* **THE PROBLEM**
Track down each line that has the word "teams" and copy it.
'''
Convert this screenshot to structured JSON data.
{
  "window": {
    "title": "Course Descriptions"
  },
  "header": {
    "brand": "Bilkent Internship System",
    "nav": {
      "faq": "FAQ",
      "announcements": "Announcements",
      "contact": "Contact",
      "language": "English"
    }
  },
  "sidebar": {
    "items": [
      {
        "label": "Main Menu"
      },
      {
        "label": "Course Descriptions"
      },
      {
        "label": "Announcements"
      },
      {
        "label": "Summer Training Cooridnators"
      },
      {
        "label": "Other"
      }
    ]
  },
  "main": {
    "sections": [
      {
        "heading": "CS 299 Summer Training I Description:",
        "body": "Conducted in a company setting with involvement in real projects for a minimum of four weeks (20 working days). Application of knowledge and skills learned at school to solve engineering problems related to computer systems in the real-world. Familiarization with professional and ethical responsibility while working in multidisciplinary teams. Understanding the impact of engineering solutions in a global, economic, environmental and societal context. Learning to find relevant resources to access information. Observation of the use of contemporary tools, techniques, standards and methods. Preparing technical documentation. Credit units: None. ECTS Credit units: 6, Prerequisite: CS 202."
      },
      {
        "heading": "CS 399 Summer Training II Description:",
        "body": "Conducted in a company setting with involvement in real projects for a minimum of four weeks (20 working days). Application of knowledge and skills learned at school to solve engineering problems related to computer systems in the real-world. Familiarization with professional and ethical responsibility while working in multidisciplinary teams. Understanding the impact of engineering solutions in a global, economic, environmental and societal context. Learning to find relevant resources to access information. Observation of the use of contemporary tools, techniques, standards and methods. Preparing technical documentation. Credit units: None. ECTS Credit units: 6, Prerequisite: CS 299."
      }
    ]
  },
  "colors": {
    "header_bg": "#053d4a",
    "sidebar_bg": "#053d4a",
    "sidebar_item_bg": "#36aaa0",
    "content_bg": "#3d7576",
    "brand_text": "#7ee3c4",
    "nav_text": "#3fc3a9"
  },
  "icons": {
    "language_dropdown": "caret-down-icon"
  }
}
'''
'''
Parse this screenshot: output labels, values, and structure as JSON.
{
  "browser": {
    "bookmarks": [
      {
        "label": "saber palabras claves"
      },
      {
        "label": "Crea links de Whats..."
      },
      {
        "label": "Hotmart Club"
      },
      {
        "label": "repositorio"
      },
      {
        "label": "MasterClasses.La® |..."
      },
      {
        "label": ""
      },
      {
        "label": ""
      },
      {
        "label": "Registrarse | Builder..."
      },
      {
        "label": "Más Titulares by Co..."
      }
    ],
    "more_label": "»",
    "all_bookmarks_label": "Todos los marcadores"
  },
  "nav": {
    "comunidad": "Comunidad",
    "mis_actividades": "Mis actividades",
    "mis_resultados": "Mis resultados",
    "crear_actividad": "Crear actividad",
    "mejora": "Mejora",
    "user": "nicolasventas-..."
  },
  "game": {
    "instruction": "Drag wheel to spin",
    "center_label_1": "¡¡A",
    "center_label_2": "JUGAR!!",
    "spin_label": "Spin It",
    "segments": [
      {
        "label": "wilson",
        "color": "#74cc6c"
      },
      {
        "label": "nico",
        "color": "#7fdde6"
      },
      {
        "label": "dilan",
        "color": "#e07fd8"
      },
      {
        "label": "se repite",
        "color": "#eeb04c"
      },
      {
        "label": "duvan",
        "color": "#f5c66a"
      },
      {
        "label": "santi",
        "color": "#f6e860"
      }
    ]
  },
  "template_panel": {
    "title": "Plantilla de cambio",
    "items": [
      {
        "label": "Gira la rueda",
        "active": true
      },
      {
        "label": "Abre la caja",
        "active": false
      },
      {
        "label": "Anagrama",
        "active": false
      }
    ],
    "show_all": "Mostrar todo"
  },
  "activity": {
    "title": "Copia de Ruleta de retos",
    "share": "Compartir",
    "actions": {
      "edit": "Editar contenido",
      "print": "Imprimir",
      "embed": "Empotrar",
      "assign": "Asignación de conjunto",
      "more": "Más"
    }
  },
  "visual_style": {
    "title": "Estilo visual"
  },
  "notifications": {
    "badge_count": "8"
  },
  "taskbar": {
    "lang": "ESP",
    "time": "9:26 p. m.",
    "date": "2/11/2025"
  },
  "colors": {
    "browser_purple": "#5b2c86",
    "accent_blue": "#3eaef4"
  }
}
'''
'''
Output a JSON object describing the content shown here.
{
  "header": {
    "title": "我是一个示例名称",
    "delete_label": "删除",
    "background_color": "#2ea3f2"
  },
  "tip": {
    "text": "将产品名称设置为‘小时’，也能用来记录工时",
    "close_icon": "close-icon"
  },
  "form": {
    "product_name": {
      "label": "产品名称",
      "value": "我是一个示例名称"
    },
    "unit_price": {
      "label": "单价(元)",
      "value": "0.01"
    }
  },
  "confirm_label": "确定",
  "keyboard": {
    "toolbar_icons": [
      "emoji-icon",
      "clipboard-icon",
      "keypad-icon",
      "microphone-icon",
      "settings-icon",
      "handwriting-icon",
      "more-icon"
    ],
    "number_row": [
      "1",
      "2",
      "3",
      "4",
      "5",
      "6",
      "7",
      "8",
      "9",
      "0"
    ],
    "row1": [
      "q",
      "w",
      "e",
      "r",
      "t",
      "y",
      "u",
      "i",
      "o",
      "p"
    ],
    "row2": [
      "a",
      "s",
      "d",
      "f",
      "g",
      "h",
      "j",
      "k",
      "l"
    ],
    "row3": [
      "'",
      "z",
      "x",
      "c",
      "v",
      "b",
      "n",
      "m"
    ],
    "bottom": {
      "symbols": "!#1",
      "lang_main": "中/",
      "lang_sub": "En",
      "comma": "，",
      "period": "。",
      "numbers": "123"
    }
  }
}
'''
* **RESPONSE TO THIS EXERCISE**
        "body": "Conducted in a company setting with involvement in real projects for a minimum of four weeks (20 working days). Application of knowledge and skills learned at school to solve engineering problems related to computer systems in the real-world. Familiarization with professional and ethical responsibility while working in multidisciplinary teams. Understanding the impact of engineering solutions in a global, economic, environmental and societal context. Learning to find relevant resources to access information. Observation of the use of contemporary tools, techniques, standards and methods. Preparing technical documentation. Credit units: None. ECTS Credit units: 6, Prerequisite: CS 202."
        "body": "Conducted in a company setting with involvement in real projects for a minimum of four weeks (20 working days). Application of knowledge and skills learned at school to solve engineering problems related to computer systems in the real-world. Familiarization with professional and ethical responsibility while working in multidisciplinary teams. Understanding the impact of engineering solutions in a global, economic, environmental and societal context. Learning to find relevant resources to access information. Observation of the use of contemporary tools, techniques, standards and methods. Preparing technical documentation. Credit units: None. ECTS Credit units: 6, Prerequisite: CS 299."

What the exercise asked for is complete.